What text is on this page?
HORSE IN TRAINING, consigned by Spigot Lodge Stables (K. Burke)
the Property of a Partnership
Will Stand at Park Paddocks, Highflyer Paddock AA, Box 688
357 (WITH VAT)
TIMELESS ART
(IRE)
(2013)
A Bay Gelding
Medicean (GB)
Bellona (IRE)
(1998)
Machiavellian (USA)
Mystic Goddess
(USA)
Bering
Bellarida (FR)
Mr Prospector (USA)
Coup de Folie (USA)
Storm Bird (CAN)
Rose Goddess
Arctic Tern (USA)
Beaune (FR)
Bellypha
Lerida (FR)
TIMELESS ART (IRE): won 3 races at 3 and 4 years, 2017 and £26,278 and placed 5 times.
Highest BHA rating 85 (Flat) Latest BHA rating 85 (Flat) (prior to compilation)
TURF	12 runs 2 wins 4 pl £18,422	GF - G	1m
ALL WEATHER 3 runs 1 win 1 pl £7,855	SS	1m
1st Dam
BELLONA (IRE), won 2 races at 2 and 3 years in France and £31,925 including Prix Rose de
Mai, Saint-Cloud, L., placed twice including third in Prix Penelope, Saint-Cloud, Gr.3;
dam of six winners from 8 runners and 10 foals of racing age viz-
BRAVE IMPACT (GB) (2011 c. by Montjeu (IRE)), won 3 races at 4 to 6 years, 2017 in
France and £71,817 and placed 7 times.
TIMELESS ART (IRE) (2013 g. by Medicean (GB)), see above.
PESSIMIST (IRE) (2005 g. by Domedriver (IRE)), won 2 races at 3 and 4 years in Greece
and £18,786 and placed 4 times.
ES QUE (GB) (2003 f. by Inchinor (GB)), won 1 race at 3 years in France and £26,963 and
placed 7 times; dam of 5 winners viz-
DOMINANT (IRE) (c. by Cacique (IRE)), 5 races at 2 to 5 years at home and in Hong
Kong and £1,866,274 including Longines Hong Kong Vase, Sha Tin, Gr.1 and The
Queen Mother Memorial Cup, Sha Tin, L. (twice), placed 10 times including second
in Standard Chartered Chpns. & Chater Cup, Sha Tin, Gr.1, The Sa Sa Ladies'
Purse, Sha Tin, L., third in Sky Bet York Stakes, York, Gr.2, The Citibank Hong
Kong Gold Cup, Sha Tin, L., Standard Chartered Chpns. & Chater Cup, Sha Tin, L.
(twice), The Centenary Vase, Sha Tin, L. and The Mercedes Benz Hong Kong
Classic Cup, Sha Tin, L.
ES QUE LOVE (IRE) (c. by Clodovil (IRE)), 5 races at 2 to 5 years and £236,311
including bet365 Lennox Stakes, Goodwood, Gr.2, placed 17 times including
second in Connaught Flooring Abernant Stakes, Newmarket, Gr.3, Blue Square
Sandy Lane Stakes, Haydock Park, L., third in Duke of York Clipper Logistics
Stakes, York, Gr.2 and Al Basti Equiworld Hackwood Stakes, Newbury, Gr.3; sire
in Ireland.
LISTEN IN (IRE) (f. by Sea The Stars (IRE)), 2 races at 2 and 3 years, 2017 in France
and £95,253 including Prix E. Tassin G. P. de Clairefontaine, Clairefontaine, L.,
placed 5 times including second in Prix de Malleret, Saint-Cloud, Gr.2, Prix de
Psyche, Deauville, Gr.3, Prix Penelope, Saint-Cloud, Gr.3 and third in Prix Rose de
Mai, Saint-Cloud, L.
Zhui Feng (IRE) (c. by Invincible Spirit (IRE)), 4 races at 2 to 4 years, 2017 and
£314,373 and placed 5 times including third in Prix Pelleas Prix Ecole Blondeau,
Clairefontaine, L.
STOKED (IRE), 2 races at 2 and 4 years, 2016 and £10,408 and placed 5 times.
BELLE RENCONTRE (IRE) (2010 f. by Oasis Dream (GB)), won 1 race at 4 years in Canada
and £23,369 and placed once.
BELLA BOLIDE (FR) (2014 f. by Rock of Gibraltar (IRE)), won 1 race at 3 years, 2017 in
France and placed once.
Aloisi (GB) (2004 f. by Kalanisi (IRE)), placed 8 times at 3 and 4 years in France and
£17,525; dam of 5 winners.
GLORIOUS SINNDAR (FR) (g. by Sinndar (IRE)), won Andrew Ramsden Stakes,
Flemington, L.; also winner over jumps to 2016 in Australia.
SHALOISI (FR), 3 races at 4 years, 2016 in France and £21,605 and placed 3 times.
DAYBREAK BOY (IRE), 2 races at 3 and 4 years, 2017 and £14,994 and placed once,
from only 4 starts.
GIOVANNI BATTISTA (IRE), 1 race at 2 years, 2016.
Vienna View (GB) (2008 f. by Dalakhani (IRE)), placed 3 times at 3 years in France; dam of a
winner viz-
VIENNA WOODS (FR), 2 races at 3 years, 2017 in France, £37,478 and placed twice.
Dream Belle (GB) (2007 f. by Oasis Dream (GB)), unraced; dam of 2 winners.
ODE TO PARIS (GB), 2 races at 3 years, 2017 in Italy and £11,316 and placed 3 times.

## WHAT YOU HAVE TO DO
Say how many lines hold the word "twice", giving the number and nothing else.

## ANSWER TO THIS EXERCISE
4